─── Stored records

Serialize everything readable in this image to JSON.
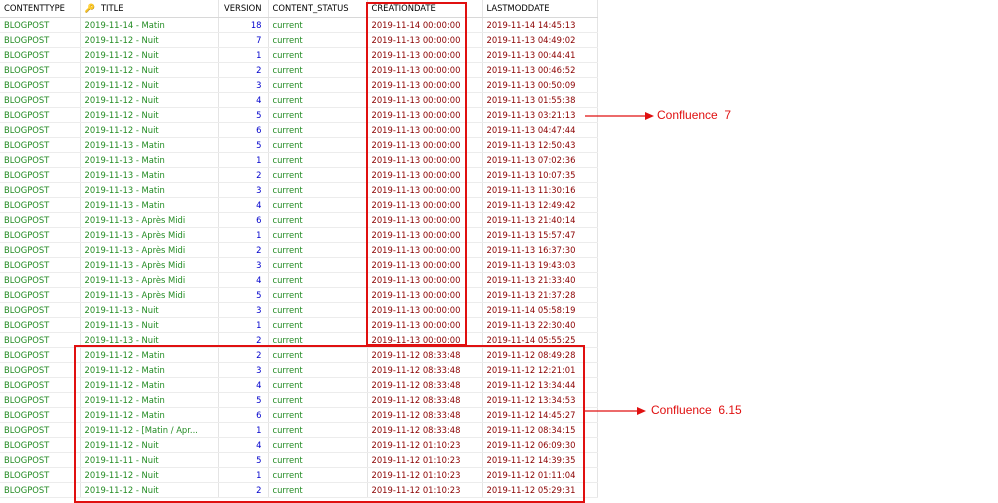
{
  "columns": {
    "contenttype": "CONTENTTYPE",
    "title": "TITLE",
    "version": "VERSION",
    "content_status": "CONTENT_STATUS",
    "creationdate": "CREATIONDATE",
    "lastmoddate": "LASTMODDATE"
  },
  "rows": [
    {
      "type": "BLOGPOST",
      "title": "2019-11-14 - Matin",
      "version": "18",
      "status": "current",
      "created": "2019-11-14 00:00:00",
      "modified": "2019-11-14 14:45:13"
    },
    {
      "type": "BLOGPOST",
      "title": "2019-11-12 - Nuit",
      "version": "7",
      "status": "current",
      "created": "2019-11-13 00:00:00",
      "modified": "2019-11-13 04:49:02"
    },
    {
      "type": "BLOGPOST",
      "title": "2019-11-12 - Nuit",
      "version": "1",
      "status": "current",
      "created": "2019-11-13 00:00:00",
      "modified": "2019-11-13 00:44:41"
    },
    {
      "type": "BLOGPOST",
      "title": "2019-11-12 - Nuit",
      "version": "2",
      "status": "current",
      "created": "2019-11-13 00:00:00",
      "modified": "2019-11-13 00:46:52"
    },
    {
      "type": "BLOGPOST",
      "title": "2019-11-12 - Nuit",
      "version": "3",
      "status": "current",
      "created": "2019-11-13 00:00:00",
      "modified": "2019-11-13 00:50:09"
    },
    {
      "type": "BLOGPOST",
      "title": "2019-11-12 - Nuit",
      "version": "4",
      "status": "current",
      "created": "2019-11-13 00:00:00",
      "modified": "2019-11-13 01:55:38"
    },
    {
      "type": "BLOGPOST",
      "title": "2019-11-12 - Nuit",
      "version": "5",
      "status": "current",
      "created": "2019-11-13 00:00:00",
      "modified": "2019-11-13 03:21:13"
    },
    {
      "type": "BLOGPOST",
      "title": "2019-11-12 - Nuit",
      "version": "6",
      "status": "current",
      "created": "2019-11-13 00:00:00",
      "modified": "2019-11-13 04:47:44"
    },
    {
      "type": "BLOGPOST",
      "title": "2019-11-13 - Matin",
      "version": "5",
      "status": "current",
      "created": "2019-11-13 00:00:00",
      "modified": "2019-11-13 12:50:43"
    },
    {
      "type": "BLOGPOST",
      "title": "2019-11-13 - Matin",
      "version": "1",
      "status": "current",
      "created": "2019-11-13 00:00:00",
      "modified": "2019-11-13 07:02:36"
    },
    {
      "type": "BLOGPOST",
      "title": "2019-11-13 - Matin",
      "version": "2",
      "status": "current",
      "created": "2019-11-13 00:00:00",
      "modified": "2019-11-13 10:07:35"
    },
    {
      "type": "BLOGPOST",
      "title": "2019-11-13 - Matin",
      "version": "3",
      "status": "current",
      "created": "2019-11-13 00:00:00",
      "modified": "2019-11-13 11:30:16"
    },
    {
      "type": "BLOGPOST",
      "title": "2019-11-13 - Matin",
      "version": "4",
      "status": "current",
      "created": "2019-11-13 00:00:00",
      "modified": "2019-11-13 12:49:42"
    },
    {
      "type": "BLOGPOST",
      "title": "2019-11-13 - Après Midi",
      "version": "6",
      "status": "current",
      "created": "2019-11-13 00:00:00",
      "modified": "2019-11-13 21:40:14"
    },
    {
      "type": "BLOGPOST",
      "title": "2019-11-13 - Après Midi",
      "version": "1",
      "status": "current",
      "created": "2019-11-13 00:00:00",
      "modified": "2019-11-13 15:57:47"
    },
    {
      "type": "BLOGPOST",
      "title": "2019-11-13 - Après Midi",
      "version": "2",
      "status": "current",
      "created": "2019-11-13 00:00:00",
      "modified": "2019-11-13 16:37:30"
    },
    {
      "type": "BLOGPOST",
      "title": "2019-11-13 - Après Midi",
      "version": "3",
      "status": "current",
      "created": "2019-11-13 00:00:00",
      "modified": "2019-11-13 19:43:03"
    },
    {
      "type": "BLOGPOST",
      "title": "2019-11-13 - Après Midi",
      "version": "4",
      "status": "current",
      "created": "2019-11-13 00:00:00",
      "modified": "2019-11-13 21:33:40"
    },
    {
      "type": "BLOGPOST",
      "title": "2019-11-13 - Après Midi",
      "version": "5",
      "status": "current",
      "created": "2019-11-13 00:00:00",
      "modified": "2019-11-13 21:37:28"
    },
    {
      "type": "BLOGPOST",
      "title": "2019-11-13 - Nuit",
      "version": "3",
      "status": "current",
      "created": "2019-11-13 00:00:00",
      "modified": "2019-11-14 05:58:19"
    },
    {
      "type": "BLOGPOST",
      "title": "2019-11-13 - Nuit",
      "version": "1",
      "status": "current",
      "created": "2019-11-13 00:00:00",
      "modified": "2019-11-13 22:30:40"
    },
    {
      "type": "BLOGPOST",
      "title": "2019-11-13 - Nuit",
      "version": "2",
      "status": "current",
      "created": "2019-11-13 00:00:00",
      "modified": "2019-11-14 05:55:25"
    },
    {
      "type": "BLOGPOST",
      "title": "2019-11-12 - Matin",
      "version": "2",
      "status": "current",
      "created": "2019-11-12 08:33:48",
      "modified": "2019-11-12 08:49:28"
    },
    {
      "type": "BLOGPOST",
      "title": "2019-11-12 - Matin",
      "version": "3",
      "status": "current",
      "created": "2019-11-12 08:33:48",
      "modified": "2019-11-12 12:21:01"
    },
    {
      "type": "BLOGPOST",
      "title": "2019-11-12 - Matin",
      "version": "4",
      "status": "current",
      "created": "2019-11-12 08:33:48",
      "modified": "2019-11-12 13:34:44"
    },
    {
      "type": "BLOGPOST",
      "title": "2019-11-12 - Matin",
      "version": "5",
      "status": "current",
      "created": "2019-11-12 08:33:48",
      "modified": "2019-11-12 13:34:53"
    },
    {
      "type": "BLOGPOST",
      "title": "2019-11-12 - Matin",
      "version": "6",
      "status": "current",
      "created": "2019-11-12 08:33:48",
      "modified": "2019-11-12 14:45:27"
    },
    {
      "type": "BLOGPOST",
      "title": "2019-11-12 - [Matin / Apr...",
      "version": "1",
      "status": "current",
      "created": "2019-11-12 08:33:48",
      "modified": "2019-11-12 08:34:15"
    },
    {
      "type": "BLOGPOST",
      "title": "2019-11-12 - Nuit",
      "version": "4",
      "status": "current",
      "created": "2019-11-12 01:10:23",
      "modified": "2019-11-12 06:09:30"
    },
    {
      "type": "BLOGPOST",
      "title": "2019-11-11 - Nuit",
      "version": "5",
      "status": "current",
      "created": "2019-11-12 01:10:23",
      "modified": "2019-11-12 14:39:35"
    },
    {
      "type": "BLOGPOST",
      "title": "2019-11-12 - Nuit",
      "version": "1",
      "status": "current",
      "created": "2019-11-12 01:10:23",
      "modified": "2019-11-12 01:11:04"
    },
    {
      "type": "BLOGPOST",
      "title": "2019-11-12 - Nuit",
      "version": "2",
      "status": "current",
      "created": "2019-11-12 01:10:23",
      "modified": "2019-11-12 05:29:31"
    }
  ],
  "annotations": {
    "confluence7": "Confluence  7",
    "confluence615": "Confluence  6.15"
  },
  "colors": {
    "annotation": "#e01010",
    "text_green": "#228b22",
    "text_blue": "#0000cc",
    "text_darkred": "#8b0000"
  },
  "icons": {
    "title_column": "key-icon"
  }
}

──────

Brief
All the records above need to be given again word for word. Skip the pictures.

Correct result
Serialize everything readable in this image to JSON.
{
  "columns": {
    "contenttype": "CONTENTTYPE",
    "title": "TITLE",
    "version": "VERSION",
    "content_status": "CONTENT_STATUS",
    "creationdate": "CREATIONDATE",
    "lastmoddate": "LASTMODDATE"
  },
  "rows": [
    {
      "type": "BLOGPOST",
      "title": "2019-11-14 - Matin",
      "version": "18",
      "status": "current",
      "created": "2019-11-14 00:00:00",
      "modified": "2019-11-14 14:45:13"
    },
    {
      "type": "BLOGPOST",
      "title": "2019-11-12 - Nuit",
      "version": "7",
      "status": "current",
      "created": "2019-11-13 00:00:00",
      "modified": "2019-11-13 04:49:02"
    },
    {
      "type": "BLOGPOST",
      "title": "2019-11-12 - Nuit",
      "version": "1",
      "status": "current",
      "created": "2019-11-13 00:00:00",
      "modified": "2019-11-13 00:44:41"
    },
    {
      "type": "BLOGPOST",
      "title": "2019-11-12 - Nuit",
      "version": "2",
      "status": "current",
      "created": "2019-11-13 00:00:00",
      "modified": "2019-11-13 00:46:52"
    },
    {
      "type": "BLOGPOST",
      "title": "2019-11-12 - Nuit",
      "version": "3",
      "status": "current",
      "created": "2019-11-13 00:00:00",
      "modified": "2019-11-13 00:50:09"
    },
    {
      "type": "BLOGPOST",
      "title": "2019-11-12 - Nuit",
      "version": "4",
      "status": "current",
      "created": "2019-11-13 00:00:00",
      "modified": "2019-11-13 01:55:38"
    },
    {
      "type": "BLOGPOST",
      "title": "2019-11-12 - Nuit",
      "version": "5",
      "status": "current",
      "created": "2019-11-13 00:00:00",
      "modified": "2019-11-13 03:21:13"
    },
    {
      "type": "BLOGPOST",
      "title": "2019-11-12 - Nuit",
      "version": "6",
      "status": "current",
      "created": "2019-11-13 00:00:00",
      "modified": "2019-11-13 04:47:44"
    },
    {
      "type": "BLOGPOST",
      "title": "2019-11-13 - Matin",
      "version": "5",
      "status": "current",
      "created": "2019-11-13 00:00:00",
      "modified": "2019-11-13 12:50:43"
    },
    {
      "type": "BLOGPOST",
      "title": "2019-11-13 - Matin",
      "version": "1",
      "status": "current",
      "created": "2019-11-13 00:00:00",
      "modified": "2019-11-13 07:02:36"
    },
    {
      "type": "BLOGPOST",
      "title": "2019-11-13 - Matin",
      "version": "2",
      "status": "current",
      "created": "2019-11-13 00:00:00",
      "modified": "2019-11-13 10:07:35"
    },
    {
      "type": "BLOGPOST",
      "title": "2019-11-13 - Matin",
      "version": "3",
      "status": "current",
      "created": "2019-11-13 00:00:00",
      "modified": "2019-11-13 11:30:16"
    },
    {
      "type": "BLOGPOST",
      "title": "2019-11-13 - Matin",
      "version": "4",
      "status": "current",
      "created": "2019-11-13 00:00:00",
      "modified": "2019-11-13 12:49:42"
    },
    {
      "type": "BLOGPOST",
      "title": "2019-11-13 - Après Midi",
      "version": "6",
      "status": "current",
      "created": "2019-11-13 00:00:00",
      "modified": "2019-11-13 21:40:14"
    },
    {
      "type": "BLOGPOST",
      "title": "2019-11-13 - Après Midi",
      "version": "1",
      "status": "current",
      "created": "2019-11-13 00:00:00",
      "modified": "2019-11-13 15:57:47"
    },
    {
      "type": "BLOGPOST",
      "title": "2019-11-13 - Après Midi",
      "version": "2",
      "status": "current",
      "created": "2019-11-13 00:00:00",
      "modified": "2019-11-13 16:37:30"
    },
    {
      "type": "BLOGPOST",
      "title": "2019-11-13 - Après Midi",
      "version": "3",
      "status": "current",
      "created": "2019-11-13 00:00:00",
      "modified": "2019-11-13 19:43:03"
    },
    {
      "type": "BLOGPOST",
      "title": "2019-11-13 - Après Midi",
      "version": "4",
      "status": "current",
      "created": "2019-11-13 00:00:00",
      "modified": "2019-11-13 21:33:40"
    },
    {
      "type": "BLOGPOST",
      "title": "2019-11-13 - Après Midi",
      "version": "5",
      "status": "current",
      "created": "2019-11-13 00:00:00",
      "modified": "2019-11-13 21:37:28"
    },
    {
      "type": "BLOGPOST",
      "title": "2019-11-13 - Nuit",
      "version": "3",
      "status": "current",
      "created": "2019-11-13 00:00:00",
      "modified": "2019-11-14 05:58:19"
    },
    {
      "type": "BLOGPOST",
      "title": "2019-11-13 - Nuit",
      "version": "1",
      "status": "current",
      "created": "2019-11-13 00:00:00",
      "modified": "2019-11-13 22:30:40"
    },
    {
      "type": "BLOGPOST",
      "title": "2019-11-13 - Nuit",
      "version": "2",
      "status": "current",
      "created": "2019-11-13 00:00:00",
      "modified": "2019-11-14 05:55:25"
    },
    {
      "type": "BLOGPOST",
      "title": "2019-11-12 - Matin",
      "version": "2",
      "status": "current",
      "created": "2019-11-12 08:33:48",
      "modified": "2019-11-12 08:49:28"
    },
    {
      "type": "BLOGPOST",
      "title": "2019-11-12 - Matin",
      "version": "3",
      "status": "current",
      "created": "2019-11-12 08:33:48",
      "modified": "2019-11-12 12:21:01"
    },
    {
      "type": "BLOGPOST",
      "title": "2019-11-12 - Matin",
      "version": "4",
      "status": "current",
      "created": "2019-11-12 08:33:48",
      "modified": "2019-11-12 13:34:44"
    },
    {
      "type": "BLOGPOST",
      "title": "2019-11-12 - Matin",
      "version": "5",
      "status": "current",
      "created": "2019-11-12 08:33:48",
      "modified": "2019-11-12 13:34:53"
    },
    {
      "type": "BLOGPOST",
      "title": "2019-11-12 - Matin",
      "version": "6",
      "status": "current",
      "created": "2019-11-12 08:33:48",
      "modified": "2019-11-12 14:45:27"
    },
    {
      "type": "BLOGPOST",
      "title": "2019-11-12 - [Matin / Apr...",
      "version": "1",
      "status": "current",
      "created": "2019-11-12 08:33:48",
      "modified": "2019-11-12 08:34:15"
    },
    {
      "type": "BLOGPOST",
      "title": "2019-11-12 - Nuit",
      "version": "4",
      "status": "current",
      "created": "2019-11-12 01:10:23",
      "modified": "2019-11-12 06:09:30"
    },
    {
      "type": "BLOGPOST",
      "title": "2019-11-11 - Nuit",
      "version": "5",
      "status": "current",
      "created": "2019-11-12 01:10:23",
      "modified": "2019-11-12 14:39:35"
    },
    {
      "type": "BLOGPOST",
      "title": "2019-11-12 - Nuit",
      "version": "1",
      "status": "current",
      "created": "2019-11-12 01:10:23",
      "modified": "2019-11-12 01:11:04"
    },
    {
      "type": "BLOGPOST",
      "title": "2019-11-12 - Nuit",
      "version": "2",
      "status": "current",
      "created": "2019-11-12 01:10:23",
      "modified": "2019-11-12 05:29:31"
    }
  ],
  "annotations": {
    "confluence7": "Confluence  7",
    "confluence615": "Confluence  6.15"
  },
  "colors": {
    "annotation": "#e01010",
    "text_green": "#228b22",
    "text_blue": "#0000cc",
    "text_darkred": "#8b0000"
  },
  "icons": {
    "title_column": "key-icon"
  }
}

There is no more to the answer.